**WHAT IS EXPECTED**
Are you able to retype all the records below exactly?

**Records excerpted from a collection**
[BEGIN]
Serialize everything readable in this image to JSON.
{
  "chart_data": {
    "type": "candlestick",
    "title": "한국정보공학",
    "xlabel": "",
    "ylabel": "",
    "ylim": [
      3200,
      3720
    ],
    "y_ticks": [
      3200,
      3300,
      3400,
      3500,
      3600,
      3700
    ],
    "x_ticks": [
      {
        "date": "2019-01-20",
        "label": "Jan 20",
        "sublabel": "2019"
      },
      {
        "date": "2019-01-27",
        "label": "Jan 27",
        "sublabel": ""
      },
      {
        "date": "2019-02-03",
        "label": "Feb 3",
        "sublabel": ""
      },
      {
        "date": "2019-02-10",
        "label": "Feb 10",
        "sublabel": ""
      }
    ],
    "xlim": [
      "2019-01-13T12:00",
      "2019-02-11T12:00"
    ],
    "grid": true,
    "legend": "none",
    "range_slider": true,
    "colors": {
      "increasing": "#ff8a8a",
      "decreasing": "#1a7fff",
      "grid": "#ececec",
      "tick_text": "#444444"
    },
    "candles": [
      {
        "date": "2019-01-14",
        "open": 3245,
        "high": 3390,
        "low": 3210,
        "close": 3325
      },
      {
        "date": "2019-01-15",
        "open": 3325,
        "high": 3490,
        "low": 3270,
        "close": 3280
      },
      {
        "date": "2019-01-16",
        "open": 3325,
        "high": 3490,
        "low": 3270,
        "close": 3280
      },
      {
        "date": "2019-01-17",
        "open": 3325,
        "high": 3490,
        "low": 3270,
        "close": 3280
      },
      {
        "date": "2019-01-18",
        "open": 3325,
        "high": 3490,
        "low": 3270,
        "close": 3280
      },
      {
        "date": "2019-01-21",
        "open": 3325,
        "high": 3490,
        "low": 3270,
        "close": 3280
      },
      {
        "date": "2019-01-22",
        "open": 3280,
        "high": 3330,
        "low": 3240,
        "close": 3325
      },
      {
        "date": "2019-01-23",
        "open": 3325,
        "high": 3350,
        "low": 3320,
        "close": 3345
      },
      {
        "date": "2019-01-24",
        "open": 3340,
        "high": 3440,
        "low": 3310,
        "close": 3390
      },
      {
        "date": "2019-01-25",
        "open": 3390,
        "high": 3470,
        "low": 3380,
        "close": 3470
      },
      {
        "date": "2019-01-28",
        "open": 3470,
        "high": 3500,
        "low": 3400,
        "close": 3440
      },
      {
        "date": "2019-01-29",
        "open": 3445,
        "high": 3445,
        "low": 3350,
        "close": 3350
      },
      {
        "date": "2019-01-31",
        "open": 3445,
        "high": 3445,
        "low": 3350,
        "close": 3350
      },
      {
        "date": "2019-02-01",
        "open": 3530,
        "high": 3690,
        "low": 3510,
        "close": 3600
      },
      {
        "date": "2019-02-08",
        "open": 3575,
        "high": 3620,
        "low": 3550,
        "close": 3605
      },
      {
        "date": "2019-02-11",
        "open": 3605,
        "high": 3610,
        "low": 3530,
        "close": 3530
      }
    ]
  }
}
[END]
**THE RESPONSE**
Serialize everything readable in this image to JSON.
{
  "chart_data": {
    "type": "candlestick",
    "title": "한국정보공학",
    "xlabel": "",
    "ylabel": "",
    "ylim": [
      3200,
      3720
    ],
    "y_ticks": [
      3200,
      3300,
      3400,
      3500,
      3600,
      3700
    ],
    "x_ticks": [
      {
        "date": "2019-01-20",
        "label": "Jan 20",
        "sublabel": "2019"
      },
      {
        "date": "2019-01-27",
        "label": "Jan 27",
        "sublabel": ""
      },
      {
        "date": "2019-02-03",
        "label": "Feb 3",
        "sublabel": ""
      },
      {
        "date": "2019-02-10",
        "label": "Feb 10",
        "sublabel": ""
      }
    ],
    "xlim": [
      "2019-01-13T12:00",
      "2019-02-11T12:00"
    ],
    "grid": true,
    "legend": "none",
    "range_slider": true,
    "colors": {
      "increasing": "#ff8a8a",
      "decreasing": "#1a7fff",
      "grid": "#ececec",
      "tick_text": "#444444"
    },
    "candles": [
      {
        "date": "2019-01-14",
        "open": 3245,
        "high": 3390,
        "low": 3210,
        "close": 3325
      },
      {
        "date": "2019-01-15",
        "open": 3325,
        "high": 3490,
        "low": 3270,
        "close": 3280
      },
      {
        "date": "2019-01-16",
        "open": 3325,
        "high": 3490,
        "low": 3270,
        "close": 3280
      },
      {
        "date": "2019-01-17",
        "open": 3325,
        "high": 3490,
        "low": 3270,
        "close": 3280
      },
      {
        "date": "2019-01-18",
        "open": 3325,
        "high": 3490,
        "low": 3270,
        "close": 3280
      },
      {
        "date": "2019-01-21",
        "open": 3325,
        "high": 3490,
        "low": 3270,
        "close": 3280
      },
      {
        "date": "2019-01-22",
        "open": 3280,
        "high": 3330,
        "low": 3240,
        "close": 3325
      },
      {
        "date": "2019-01-23",
        "open": 3325,
        "high": 3350,
        "low": 3320,
        "close": 3345
      },
      {
        "date": "2019-01-24",
        "open": 3340,
        "high": 3440,
        "low": 3310,
        "close": 3390
      },
      {
        "date": "2019-01-25",
        "open": 3390,
        "high": 3470,
        "low": 3380,
        "close": 3470
      },
      {
        "date": "2019-01-28",
        "open": 3470,
        "high": 3500,
        "low": 3400,
        "close": 3440
      },
      {
        "date": "2019-01-29",
        "open": 3445,
        "high": 3445,
        "low": 3350,
        "close": 3350
      },
      {
        "date": "2019-01-31",
        "open": 3445,
        "high": 3445,
        "low": 3350,
        "close": 3350
      },
      {
        "date": "2019-02-01",
        "open": 3530,
        "high": 3690,
        "low": 3510,
        "close": 3600
      },
      {
        "date": "2019-02-08",
        "open": 3575,
        "high": 3620,
        "low": 3550,
        "close": 3605
      },
      {
        "date": "2019-02-11",
        "open": 3605,
        "high": 3610,
        "low": 3530,
        "close": 3530
      }
    ]
  }
}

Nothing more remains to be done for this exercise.